** Request **
All of the lines below are to be transcribed faithfully, with pictures excluded from the copy.
──────── Exercise material ────────
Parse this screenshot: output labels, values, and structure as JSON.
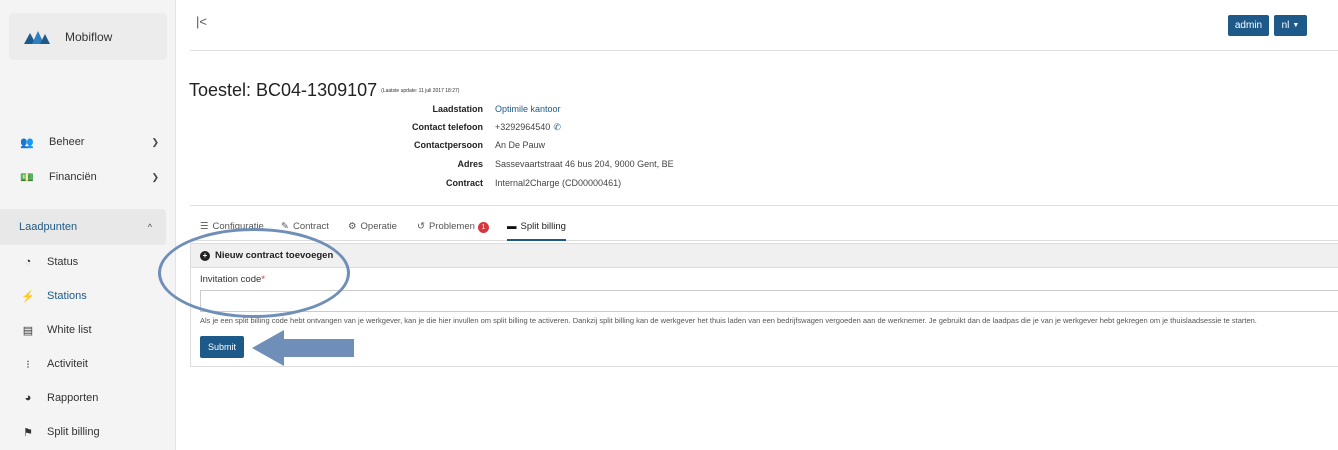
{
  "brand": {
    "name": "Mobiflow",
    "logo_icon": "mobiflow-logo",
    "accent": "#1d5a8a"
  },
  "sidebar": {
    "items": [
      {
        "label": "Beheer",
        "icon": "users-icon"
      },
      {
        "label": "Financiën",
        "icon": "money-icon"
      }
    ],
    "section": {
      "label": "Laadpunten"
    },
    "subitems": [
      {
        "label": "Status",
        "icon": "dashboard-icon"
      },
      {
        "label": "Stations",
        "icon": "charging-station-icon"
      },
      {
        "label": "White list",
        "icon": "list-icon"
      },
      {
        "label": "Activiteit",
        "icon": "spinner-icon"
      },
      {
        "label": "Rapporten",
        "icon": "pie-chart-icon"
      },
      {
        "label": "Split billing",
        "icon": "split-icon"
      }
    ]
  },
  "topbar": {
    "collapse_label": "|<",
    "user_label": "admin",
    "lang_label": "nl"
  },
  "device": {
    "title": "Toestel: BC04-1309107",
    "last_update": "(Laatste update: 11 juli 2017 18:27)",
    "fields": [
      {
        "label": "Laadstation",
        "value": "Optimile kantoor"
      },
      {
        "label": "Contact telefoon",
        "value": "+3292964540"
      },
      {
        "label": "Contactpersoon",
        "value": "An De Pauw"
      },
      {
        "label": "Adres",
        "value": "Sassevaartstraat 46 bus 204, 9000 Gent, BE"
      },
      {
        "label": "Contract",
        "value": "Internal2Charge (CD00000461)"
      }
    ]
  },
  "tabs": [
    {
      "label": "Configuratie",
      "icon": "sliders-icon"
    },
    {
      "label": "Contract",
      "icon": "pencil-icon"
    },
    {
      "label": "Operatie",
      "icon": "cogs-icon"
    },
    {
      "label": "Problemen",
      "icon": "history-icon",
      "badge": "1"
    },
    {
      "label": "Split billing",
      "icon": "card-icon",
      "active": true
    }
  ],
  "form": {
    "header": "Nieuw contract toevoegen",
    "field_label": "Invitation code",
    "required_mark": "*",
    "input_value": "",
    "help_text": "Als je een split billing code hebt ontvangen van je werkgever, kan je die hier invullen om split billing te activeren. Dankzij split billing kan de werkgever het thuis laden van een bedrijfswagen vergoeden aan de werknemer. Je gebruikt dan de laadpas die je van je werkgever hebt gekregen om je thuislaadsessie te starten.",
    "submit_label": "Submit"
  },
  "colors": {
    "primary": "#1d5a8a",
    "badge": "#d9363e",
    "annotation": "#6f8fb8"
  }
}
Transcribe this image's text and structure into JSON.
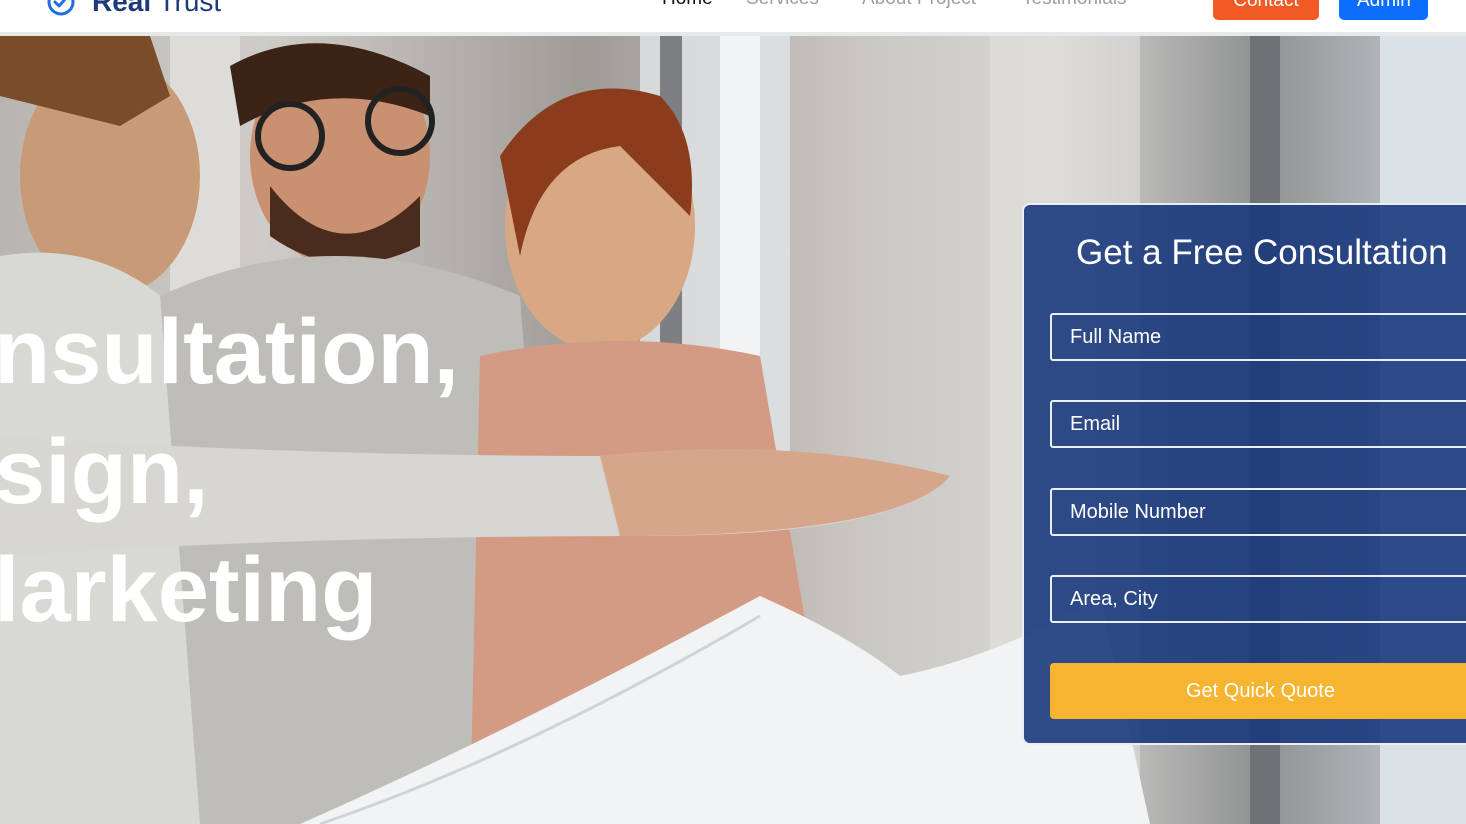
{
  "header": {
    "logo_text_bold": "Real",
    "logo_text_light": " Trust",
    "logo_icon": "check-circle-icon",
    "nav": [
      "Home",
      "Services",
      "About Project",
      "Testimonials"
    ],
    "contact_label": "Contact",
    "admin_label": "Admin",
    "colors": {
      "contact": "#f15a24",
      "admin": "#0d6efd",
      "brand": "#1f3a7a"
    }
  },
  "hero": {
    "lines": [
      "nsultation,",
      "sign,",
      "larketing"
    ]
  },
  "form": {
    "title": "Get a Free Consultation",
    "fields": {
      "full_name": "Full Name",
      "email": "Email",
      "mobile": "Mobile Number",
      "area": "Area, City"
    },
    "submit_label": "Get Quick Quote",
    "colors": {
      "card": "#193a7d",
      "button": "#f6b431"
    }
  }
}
────────
** Solution for this exercise **
Parse this screenshot: output labels, values, and structure as JSON.
{
  "brand": {
    "name": "Mobiflow",
    "logo_icon": "mobiflow-logo",
    "accent": "#1d5a8a"
  },
  "sidebar": {
    "items": [
      {
        "label": "Beheer",
        "icon": "users-icon"
      },
      {
        "label": "Financiën",
        "icon": "money-icon"
      }
    ],
    "section": {
      "label": "Laadpunten"
    },
    "subitems": [
      {
        "label": "Status",
        "icon": "dashboard-icon"
      },
      {
        "label": "Stations",
        "icon": "charging-station-icon"
      },
      {
        "label": "White list",
        "icon": "list-icon"
      },
      {
        "label": "Activiteit",
        "icon": "spinner-icon"
      },
      {
        "label": "Rapporten",
        "icon": "pie-chart-icon"
      },
      {
        "label": "Split billing",
        "icon": "split-icon"
      }
    ]
  },
  "topbar": {
    "collapse_label": "|<",
    "user_label": "admin",
    "lang_label": "nl"
  },
  "device": {
    "title": "Toestel: BC04-1309107",
    "last_update": "(Laatste update: 11 juli 2017 18:27)",
    "fields": [
      {
        "label": "Laadstation",
        "value": "Optimile kantoor"
      },
      {
        "label": "Contact telefoon",
        "value": "+3292964540"
      },
      {
        "label": "Contactpersoon",
        "value": "An De Pauw"
      },
      {
        "label": "Adres",
        "value": "Sassevaartstraat 46 bus 204, 9000 Gent, BE"
      },
      {
        "label": "Contract",
        "value": "Internal2Charge (CD00000461)"
      }
    ]
  },
  "tabs": [
    {
      "label": "Configuratie",
      "icon": "sliders-icon"
    },
    {
      "label": "Contract",
      "icon": "pencil-icon"
    },
    {
      "label": "Operatie",
      "icon": "cogs-icon"
    },
    {
      "label": "Problemen",
      "icon": "history-icon",
      "badge": "1"
    },
    {
      "label": "Split billing",
      "icon": "card-icon",
      "active": true
    }
  ],
  "form": {
    "header": "Nieuw contract toevoegen",
    "field_label": "Invitation code",
    "required_mark": "*",
    "input_value": "",
    "help_text": "Als je een split billing code hebt ontvangen van je werkgever, kan je die hier invullen om split billing te activeren. Dankzij split billing kan de werkgever het thuis laden van een bedrijfswagen vergoeden aan de werknemer. Je gebruikt dan de laadpas die je van je werkgever hebt gekregen om je thuislaadsessie te starten.",
    "submit_label": "Submit"
  },
  "colors": {
    "primary": "#1d5a8a",
    "badge": "#d9363e",
    "annotation": "#6f8fb8"
  }
}
Transcribe this image's text and structure into JSON.
{
  "header": {
    "logo_text_bold": "Real",
    "logo_text_light": " Trust",
    "logo_icon": "check-circle-icon",
    "nav": [
      "Home",
      "Services",
      "About Project",
      "Testimonials"
    ],
    "contact_label": "Contact",
    "admin_label": "Admin",
    "colors": {
      "contact": "#f15a24",
      "admin": "#0d6efd",
      "brand": "#1f3a7a"
    }
  },
  "hero": {
    "lines": [
      "nsultation,",
      "sign,",
      "larketing"
    ]
  },
  "form": {
    "title": "Get a Free Consultation",
    "fields": {
      "full_name": "Full Name",
      "email": "Email",
      "mobile": "Mobile Number",
      "area": "Area, City"
    },
    "submit_label": "Get Quick Quote",
    "colors": {
      "card": "#193a7d",
      "button": "#f6b431"
    }
  }
}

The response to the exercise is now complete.